= DO THIS =
Return every record exactly as written.

= EXERCISE MATERIAL =

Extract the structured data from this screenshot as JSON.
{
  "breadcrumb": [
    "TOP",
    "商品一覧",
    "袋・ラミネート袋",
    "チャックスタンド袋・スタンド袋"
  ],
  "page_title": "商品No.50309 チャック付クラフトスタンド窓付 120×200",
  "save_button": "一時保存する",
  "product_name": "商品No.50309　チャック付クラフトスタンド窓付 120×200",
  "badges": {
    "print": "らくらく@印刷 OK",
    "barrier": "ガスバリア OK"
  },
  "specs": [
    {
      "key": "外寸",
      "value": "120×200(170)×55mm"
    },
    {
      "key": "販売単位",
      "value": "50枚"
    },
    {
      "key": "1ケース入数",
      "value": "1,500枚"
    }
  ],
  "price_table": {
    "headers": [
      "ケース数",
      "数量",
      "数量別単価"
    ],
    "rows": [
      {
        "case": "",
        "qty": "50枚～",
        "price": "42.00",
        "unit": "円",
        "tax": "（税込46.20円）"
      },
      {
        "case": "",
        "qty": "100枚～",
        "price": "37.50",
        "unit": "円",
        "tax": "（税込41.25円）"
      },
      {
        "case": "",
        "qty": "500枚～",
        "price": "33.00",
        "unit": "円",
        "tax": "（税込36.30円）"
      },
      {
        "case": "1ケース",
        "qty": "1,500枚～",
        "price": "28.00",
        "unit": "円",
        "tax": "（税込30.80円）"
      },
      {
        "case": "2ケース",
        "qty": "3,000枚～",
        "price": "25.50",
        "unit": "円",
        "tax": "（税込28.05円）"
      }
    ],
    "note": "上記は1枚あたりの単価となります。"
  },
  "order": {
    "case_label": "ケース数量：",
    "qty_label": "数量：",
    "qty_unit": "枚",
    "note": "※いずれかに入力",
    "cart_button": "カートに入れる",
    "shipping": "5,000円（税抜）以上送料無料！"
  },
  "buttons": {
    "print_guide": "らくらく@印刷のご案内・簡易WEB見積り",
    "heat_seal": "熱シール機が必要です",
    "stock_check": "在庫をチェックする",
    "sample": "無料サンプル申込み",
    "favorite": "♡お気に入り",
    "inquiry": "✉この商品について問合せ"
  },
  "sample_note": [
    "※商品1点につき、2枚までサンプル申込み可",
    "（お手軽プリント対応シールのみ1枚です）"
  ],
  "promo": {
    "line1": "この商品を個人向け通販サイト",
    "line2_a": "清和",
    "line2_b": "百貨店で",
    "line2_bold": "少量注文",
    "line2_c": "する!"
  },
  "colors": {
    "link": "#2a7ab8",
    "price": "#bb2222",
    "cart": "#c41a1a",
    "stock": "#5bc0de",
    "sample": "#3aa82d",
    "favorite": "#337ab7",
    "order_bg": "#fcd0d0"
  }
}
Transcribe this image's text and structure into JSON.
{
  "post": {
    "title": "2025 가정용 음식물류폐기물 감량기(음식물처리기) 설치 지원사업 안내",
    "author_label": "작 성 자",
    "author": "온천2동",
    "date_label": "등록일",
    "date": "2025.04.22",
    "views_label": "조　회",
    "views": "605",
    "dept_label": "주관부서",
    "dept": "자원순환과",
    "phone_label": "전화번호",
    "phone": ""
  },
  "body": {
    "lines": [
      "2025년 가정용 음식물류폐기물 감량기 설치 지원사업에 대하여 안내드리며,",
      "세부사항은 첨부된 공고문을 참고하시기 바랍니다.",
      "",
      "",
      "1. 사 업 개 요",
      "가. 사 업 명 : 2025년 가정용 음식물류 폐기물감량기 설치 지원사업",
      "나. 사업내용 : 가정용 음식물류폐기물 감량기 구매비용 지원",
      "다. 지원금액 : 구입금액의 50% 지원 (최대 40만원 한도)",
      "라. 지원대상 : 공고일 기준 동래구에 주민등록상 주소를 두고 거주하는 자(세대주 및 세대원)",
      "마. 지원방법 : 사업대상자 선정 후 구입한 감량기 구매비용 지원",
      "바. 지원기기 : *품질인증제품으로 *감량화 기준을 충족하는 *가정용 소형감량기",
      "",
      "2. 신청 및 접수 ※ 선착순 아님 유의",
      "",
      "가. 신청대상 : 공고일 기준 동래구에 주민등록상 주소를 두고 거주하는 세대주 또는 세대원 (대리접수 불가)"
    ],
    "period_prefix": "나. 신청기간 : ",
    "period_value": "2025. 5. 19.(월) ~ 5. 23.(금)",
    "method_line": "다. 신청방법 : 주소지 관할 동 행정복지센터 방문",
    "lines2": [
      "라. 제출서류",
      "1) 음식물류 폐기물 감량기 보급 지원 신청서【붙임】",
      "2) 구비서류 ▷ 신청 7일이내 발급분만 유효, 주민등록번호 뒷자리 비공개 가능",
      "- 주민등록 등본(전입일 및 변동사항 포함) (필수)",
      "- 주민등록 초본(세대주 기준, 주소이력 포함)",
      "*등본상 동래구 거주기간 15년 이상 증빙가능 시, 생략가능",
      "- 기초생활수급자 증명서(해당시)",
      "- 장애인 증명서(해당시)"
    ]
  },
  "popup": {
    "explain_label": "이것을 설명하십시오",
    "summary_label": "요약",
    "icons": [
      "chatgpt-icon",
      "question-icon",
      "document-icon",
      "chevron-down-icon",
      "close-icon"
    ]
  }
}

= COMPLETED TASK =
Extract the structured data from this screenshot as JSON.
{
  "breadcrumb": [
    "TOP",
    "商品一覧",
    "袋・ラミネート袋",
    "チャックスタンド袋・スタンド袋"
  ],
  "page_title": "商品No.50309 チャック付クラフトスタンド窓付 120×200",
  "save_button": "一時保存する",
  "product_name": "商品No.50309　チャック付クラフトスタンド窓付 120×200",
  "badges": {
    "print": "らくらく@印刷 OK",
    "barrier": "ガスバリア OK"
  },
  "specs": [
    {
      "key": "外寸",
      "value": "120×200(170)×55mm"
    },
    {
      "key": "販売単位",
      "value": "50枚"
    },
    {
      "key": "1ケース入数",
      "value": "1,500枚"
    }
  ],
  "price_table": {
    "headers": [
      "ケース数",
      "数量",
      "数量別単価"
    ],
    "rows": [
      {
        "case": "",
        "qty": "50枚～",
        "price": "42.00",
        "unit": "円",
        "tax": "（税込46.20円）"
      },
      {
        "case": "",
        "qty": "100枚～",
        "price": "37.50",
        "unit": "円",
        "tax": "（税込41.25円）"
      },
      {
        "case": "",
        "qty": "500枚～",
        "price": "33.00",
        "unit": "円",
        "tax": "（税込36.30円）"
      },
      {
        "case": "1ケース",
        "qty": "1,500枚～",
        "price": "28.00",
        "unit": "円",
        "tax": "（税込30.80円）"
      },
      {
        "case": "2ケース",
        "qty": "3,000枚～",
        "price": "25.50",
        "unit": "円",
        "tax": "（税込28.05円）"
      }
    ],
    "note": "上記は1枚あたりの単価となります。"
  },
  "order": {
    "case_label": "ケース数量：",
    "qty_label": "数量：",
    "qty_unit": "枚",
    "note": "※いずれかに入力",
    "cart_button": "カートに入れる",
    "shipping": "5,000円（税抜）以上送料無料！"
  },
  "buttons": {
    "print_guide": "らくらく@印刷のご案内・簡易WEB見積り",
    "heat_seal": "熱シール機が必要です",
    "stock_check": "在庫をチェックする",
    "sample": "無料サンプル申込み",
    "favorite": "♡お気に入り",
    "inquiry": "✉この商品について問合せ"
  },
  "sample_note": [
    "※商品1点につき、2枚までサンプル申込み可",
    "（お手軽プリント対応シールのみ1枚です）"
  ],
  "promo": {
    "line1": "この商品を個人向け通販サイト",
    "line2_a": "清和",
    "line2_b": "百貨店で",
    "line2_bold": "少量注文",
    "line2_c": "する!"
  },
  "colors": {
    "link": "#2a7ab8",
    "price": "#bb2222",
    "cart": "#c41a1a",
    "stock": "#5bc0de",
    "sample": "#3aa82d",
    "favorite": "#337ab7",
    "order_bg": "#fcd0d0"
  }
}
Transcribe this image's text and structure into JSON.
{
  "post": {
    "title": "2025 가정용 음식물류폐기물 감량기(음식물처리기) 설치 지원사업 안내",
    "author_label": "작 성 자",
    "author": "온천2동",
    "date_label": "등록일",
    "date": "2025.04.22",
    "views_label": "조　회",
    "views": "605",
    "dept_label": "주관부서",
    "dept": "자원순환과",
    "phone_label": "전화번호",
    "phone": ""
  },
  "body": {
    "lines": [
      "2025년 가정용 음식물류폐기물 감량기 설치 지원사업에 대하여 안내드리며,",
      "세부사항은 첨부된 공고문을 참고하시기 바랍니다.",
      "",
      "",
      "1. 사 업 개 요",
      "가. 사 업 명 : 2025년 가정용 음식물류 폐기물감량기 설치 지원사업",
      "나. 사업내용 : 가정용 음식물류폐기물 감량기 구매비용 지원",
      "다. 지원금액 : 구입금액의 50% 지원 (최대 40만원 한도)",
      "라. 지원대상 : 공고일 기준 동래구에 주민등록상 주소를 두고 거주하는 자(세대주 및 세대원)",
      "마. 지원방법 : 사업대상자 선정 후 구입한 감량기 구매비용 지원",
      "바. 지원기기 : *품질인증제품으로 *감량화 기준을 충족하는 *가정용 소형감량기",
      "",
      "2. 신청 및 접수 ※ 선착순 아님 유의",
      "",
      "가. 신청대상 : 공고일 기준 동래구에 주민등록상 주소를 두고 거주하는 세대주 또는 세대원 (대리접수 불가)"
    ],
    "period_prefix": "나. 신청기간 : ",
    "period_value": "2025. 5. 19.(월) ~ 5. 23.(금)",
    "method_line": "다. 신청방법 : 주소지 관할 동 행정복지센터 방문",
    "lines2": [
      "라. 제출서류",
      "1) 음식물류 폐기물 감량기 보급 지원 신청서【붙임】",
      "2) 구비서류 ▷ 신청 7일이내 발급분만 유효, 주민등록번호 뒷자리 비공개 가능",
      "- 주민등록 등본(전입일 및 변동사항 포함) (필수)",
      "- 주민등록 초본(세대주 기준, 주소이력 포함)",
      "*등본상 동래구 거주기간 15년 이상 증빙가능 시, 생략가능",
      "- 기초생활수급자 증명서(해당시)",
      "- 장애인 증명서(해당시)"
    ]
  },
  "popup": {
    "explain_label": "이것을 설명하십시오",
    "summary_label": "요약",
    "icons": [
      "chatgpt-icon",
      "question-icon",
      "document-icon",
      "chevron-down-icon",
      "close-icon"
    ]
  }
}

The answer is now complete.